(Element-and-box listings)
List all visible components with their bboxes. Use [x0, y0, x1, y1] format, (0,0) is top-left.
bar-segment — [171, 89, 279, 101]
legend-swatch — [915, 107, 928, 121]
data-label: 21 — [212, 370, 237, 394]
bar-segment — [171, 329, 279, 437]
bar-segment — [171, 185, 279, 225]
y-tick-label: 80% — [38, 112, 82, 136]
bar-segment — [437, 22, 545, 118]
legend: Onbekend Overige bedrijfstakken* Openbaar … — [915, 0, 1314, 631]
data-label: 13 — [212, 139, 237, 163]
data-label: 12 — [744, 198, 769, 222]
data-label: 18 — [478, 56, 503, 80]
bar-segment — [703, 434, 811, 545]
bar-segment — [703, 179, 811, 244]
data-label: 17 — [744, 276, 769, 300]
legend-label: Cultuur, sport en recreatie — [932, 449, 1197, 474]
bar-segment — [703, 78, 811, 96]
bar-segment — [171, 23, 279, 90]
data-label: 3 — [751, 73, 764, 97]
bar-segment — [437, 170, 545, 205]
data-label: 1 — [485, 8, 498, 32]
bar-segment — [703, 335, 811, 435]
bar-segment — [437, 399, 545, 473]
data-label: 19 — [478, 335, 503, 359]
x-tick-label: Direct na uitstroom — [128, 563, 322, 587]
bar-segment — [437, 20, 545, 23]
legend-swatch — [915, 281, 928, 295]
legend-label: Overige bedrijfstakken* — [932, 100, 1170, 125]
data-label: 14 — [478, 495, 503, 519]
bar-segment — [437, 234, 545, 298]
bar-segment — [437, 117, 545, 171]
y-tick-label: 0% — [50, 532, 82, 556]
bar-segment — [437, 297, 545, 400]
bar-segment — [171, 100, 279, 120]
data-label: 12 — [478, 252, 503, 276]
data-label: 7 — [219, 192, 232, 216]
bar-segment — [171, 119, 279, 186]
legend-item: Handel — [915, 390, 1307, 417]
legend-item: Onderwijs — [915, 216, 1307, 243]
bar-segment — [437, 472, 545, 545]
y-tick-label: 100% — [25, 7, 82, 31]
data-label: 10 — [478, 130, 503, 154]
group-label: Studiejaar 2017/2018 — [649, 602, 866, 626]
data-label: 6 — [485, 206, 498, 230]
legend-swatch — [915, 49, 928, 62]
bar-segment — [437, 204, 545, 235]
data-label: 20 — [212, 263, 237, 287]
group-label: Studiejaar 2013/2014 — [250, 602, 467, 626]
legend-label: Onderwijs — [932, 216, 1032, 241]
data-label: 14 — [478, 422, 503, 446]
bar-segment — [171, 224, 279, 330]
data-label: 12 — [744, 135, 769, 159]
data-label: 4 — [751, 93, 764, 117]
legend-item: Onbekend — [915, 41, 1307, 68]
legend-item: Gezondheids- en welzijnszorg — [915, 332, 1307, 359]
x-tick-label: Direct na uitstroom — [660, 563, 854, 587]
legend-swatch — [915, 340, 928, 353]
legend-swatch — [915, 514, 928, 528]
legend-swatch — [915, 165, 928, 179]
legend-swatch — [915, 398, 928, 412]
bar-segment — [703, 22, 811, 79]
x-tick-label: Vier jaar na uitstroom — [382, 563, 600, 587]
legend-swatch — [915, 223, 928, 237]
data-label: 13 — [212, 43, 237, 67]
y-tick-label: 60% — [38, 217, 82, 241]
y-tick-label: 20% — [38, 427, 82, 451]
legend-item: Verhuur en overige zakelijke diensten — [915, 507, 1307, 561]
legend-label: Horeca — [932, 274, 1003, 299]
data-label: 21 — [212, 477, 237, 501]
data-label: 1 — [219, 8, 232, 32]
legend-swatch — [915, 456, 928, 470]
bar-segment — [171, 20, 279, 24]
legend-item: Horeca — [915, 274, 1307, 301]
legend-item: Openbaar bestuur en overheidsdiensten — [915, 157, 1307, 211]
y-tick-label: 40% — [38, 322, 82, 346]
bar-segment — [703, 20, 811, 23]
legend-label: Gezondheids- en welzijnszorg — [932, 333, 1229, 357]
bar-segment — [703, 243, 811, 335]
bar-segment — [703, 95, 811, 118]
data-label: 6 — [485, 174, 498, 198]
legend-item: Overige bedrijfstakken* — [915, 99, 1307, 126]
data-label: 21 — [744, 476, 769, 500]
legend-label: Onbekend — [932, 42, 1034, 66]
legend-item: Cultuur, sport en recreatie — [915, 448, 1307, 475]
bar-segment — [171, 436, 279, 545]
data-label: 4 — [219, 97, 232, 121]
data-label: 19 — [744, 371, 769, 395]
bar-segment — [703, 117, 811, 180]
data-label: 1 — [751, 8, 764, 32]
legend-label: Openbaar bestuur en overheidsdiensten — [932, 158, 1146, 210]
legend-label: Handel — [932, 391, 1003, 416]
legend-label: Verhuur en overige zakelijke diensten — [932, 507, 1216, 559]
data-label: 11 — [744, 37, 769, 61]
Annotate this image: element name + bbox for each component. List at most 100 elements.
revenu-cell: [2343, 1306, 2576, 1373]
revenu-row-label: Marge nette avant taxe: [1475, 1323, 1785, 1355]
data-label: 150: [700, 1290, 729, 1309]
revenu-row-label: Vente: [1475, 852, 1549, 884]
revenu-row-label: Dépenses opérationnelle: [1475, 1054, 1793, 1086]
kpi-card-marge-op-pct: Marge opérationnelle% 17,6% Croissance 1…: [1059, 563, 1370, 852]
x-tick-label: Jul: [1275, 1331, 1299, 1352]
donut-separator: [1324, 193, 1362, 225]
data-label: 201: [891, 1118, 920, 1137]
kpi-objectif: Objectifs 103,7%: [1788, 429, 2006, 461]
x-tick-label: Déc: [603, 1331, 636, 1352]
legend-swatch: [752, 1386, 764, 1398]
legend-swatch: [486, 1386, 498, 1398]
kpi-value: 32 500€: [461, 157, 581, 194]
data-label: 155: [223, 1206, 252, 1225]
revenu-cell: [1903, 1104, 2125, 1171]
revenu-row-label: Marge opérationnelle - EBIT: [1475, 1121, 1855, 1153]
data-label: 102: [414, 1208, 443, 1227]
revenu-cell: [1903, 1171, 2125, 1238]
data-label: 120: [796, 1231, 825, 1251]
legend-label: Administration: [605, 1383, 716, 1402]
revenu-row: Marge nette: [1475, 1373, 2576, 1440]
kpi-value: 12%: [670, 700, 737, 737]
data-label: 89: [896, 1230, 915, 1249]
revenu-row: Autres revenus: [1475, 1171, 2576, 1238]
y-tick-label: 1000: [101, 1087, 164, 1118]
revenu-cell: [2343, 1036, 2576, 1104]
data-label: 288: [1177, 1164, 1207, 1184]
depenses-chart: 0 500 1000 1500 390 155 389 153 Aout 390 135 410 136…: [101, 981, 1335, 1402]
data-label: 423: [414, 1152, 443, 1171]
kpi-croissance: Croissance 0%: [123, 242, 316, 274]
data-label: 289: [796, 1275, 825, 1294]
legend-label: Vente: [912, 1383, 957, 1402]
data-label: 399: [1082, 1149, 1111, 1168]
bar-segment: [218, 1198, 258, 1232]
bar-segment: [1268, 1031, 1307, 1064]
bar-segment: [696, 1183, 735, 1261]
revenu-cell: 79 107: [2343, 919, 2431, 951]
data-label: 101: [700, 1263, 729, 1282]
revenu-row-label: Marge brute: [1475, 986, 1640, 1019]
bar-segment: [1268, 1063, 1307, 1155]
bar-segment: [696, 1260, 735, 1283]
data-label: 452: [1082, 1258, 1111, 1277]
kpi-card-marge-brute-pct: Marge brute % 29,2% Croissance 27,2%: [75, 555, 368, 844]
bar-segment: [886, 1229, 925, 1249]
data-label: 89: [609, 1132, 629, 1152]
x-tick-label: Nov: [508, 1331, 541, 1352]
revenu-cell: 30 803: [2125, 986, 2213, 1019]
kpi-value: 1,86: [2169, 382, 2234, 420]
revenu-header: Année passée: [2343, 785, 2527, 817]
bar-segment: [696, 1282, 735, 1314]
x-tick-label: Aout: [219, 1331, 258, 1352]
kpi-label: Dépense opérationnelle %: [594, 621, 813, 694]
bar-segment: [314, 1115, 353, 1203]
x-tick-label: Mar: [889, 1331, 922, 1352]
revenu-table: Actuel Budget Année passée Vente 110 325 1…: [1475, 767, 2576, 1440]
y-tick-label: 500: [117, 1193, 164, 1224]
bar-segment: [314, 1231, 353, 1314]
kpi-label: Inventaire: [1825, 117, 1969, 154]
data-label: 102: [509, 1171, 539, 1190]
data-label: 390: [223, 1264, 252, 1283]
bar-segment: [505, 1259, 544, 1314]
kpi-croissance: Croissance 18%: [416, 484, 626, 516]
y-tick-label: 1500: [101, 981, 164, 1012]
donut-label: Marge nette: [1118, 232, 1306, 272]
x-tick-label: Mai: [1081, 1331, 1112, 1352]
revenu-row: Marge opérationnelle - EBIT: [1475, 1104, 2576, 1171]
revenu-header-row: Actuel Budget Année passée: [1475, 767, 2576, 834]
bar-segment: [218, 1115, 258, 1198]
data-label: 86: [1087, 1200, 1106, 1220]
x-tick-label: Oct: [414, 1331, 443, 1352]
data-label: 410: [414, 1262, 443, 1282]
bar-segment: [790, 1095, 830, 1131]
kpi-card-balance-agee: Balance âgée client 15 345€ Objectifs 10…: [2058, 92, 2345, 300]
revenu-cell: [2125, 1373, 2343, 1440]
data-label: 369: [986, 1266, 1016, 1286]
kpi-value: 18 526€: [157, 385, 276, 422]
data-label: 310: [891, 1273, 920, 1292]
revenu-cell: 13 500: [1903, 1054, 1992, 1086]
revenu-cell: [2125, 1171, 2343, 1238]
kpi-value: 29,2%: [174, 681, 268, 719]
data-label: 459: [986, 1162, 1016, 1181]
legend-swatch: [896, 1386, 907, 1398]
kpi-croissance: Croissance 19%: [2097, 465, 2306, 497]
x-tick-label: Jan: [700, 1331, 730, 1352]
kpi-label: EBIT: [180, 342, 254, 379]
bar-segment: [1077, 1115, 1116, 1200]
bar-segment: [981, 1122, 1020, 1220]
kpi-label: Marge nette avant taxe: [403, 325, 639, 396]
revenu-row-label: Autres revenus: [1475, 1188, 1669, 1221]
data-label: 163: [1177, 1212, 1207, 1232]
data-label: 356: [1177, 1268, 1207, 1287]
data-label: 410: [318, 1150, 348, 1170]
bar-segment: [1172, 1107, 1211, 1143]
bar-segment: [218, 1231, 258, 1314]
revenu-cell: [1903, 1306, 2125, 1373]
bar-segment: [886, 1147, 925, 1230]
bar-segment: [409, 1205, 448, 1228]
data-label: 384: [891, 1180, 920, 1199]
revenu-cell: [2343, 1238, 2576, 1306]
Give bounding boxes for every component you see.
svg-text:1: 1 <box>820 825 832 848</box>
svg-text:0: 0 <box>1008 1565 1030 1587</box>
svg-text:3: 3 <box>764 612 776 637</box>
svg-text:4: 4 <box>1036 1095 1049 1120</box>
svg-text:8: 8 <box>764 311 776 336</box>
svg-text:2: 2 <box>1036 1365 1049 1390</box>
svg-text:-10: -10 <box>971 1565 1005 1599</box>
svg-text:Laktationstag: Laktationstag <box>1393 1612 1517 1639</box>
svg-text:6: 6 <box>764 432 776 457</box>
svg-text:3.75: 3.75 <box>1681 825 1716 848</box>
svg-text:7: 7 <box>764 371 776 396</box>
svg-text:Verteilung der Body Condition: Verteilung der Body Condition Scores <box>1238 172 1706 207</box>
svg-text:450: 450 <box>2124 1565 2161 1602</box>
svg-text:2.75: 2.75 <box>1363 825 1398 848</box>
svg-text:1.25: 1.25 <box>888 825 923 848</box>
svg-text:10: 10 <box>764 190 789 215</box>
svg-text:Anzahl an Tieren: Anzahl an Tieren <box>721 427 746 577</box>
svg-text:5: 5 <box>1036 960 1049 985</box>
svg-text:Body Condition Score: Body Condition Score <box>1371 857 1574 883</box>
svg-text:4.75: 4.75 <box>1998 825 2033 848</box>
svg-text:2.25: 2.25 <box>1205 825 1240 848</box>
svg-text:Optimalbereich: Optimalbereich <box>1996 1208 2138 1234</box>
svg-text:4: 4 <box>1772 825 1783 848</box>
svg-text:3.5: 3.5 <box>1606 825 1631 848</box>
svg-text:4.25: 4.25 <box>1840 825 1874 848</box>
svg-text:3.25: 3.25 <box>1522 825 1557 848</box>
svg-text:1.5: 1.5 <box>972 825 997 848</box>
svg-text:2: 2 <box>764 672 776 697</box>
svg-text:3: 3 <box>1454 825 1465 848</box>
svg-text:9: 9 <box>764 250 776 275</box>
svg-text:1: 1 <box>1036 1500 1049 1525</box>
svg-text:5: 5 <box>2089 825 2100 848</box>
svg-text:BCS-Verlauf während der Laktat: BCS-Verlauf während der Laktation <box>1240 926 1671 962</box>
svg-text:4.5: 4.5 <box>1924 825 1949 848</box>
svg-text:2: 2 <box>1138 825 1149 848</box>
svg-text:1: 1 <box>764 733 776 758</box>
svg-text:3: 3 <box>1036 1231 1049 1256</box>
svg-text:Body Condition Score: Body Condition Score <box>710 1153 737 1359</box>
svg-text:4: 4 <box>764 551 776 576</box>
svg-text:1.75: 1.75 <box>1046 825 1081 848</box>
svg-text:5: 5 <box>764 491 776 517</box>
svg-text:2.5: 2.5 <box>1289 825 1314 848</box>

EXERCISE GOAL
Gather every row above that contains the string "uitstroom" and copy each one in full. The match is case-sensitive.

SOLVED EXERCISE
x-tick-label: Direct na uitstroom — [128, 563, 322, 587]
x-tick-label: Direct na uitstroom — [660, 563, 854, 587]
x-tick-label: Vier jaar na uitstroom — [382, 563, 600, 587]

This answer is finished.